— Begin —

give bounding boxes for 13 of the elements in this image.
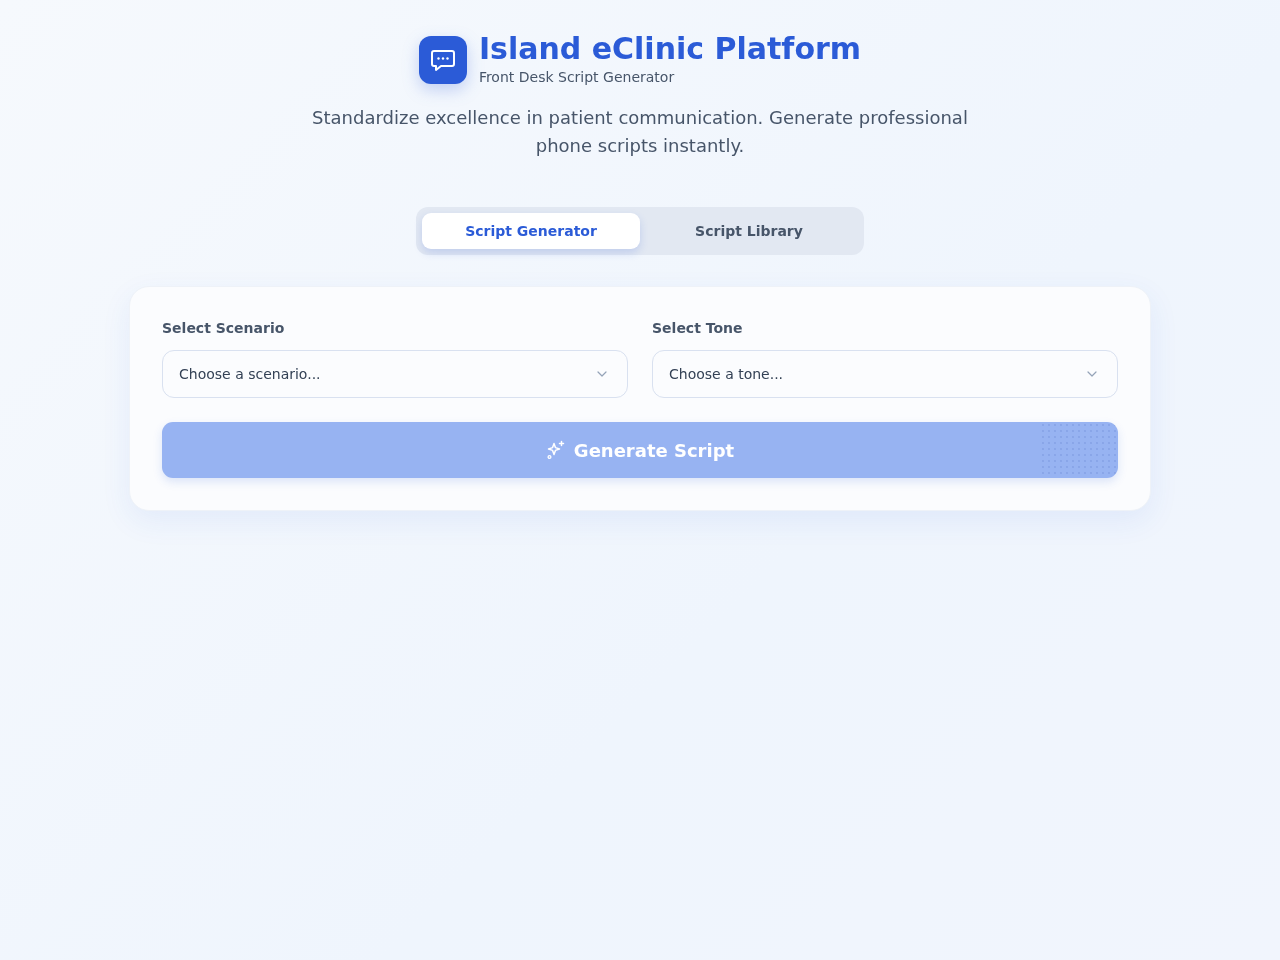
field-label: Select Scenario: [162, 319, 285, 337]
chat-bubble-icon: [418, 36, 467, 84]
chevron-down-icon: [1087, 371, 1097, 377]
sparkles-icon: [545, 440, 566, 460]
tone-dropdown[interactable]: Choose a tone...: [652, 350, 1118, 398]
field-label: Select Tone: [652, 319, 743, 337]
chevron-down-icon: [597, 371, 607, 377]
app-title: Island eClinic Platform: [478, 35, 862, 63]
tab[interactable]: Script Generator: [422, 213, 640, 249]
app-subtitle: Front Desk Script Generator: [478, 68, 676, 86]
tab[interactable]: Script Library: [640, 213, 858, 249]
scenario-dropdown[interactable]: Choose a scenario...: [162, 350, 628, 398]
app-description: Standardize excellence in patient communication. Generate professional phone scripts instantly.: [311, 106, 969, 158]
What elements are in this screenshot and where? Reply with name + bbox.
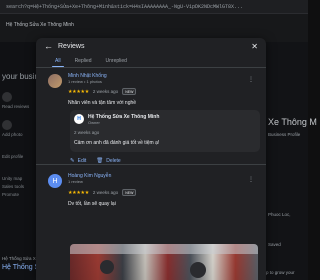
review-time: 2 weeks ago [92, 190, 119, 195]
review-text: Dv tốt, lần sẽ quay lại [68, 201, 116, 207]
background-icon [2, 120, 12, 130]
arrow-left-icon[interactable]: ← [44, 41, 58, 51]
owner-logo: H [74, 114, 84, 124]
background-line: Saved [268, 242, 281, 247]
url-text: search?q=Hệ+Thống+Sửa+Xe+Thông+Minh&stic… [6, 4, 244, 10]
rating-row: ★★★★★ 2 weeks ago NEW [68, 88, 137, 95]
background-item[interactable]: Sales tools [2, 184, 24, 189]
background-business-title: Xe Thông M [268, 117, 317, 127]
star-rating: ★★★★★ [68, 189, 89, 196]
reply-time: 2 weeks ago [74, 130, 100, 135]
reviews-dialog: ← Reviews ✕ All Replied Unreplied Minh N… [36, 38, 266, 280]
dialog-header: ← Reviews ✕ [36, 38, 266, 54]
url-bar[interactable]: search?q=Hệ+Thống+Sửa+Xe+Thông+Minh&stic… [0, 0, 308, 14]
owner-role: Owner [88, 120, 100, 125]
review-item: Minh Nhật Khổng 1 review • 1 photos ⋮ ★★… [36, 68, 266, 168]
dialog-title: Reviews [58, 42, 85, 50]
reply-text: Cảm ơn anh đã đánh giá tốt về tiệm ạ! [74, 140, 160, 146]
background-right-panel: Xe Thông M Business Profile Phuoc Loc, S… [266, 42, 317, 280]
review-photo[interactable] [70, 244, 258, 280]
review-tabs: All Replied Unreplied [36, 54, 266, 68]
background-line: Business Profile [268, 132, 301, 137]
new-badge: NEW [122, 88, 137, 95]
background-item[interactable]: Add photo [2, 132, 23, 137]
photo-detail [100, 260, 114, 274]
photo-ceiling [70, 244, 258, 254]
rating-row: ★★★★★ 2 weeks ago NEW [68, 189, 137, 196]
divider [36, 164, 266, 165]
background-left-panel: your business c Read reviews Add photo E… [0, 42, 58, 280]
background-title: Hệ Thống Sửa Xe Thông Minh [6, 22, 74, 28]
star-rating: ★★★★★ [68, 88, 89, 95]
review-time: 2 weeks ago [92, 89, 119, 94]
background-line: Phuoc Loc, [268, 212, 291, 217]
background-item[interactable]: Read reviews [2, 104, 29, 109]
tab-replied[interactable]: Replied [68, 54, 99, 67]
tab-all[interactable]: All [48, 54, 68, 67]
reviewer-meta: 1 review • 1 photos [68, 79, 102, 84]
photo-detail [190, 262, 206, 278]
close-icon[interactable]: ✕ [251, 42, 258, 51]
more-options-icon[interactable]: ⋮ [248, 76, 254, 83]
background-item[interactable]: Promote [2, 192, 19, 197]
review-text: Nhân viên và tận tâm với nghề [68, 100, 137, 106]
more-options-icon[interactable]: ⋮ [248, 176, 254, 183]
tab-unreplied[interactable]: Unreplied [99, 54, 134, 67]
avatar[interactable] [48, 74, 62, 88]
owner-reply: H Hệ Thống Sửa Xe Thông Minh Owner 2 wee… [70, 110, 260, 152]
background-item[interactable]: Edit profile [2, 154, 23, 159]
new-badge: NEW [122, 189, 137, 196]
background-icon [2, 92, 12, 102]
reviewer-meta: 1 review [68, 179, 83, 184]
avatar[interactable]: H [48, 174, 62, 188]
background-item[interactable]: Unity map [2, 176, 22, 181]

— End —

Given instruction | Edit the listing from the line containing "review-time: 2 weeks ago [92, 190, 119, 195]" down to the line containing "reviews-dialog: ← Reviews" by replacing "background-item" with "sidebar-item", and give back only those lines with everything else unchanged.

Reply |
review-time: 2 weeks ago [92, 190, 119, 195]
review-text: Dv tốt, lần sẽ quay lại [68, 201, 116, 207]
background-icon [2, 120, 12, 130]
arrow-left-icon[interactable]: ← [44, 41, 58, 51]
owner-logo: H [74, 114, 84, 124]
background-line: Saved [268, 242, 281, 247]
url-text: search?q=Hệ+Thống+Sửa+Xe+Thông+Minh&stic… [6, 4, 244, 10]
rating-row: ★★★★★ 2 weeks ago NEW [68, 88, 137, 95]
sidebar-item[interactable]: Sales tools [2, 184, 24, 189]
background-business-title: Xe Thông M [268, 117, 317, 127]
star-rating: ★★★★★ [68, 189, 89, 196]
reply-time: 2 weeks ago [74, 130, 100, 135]
reviews-dialog: ← Reviews ✕ All Replied Unreplied Minh N… [36, 38, 266, 280]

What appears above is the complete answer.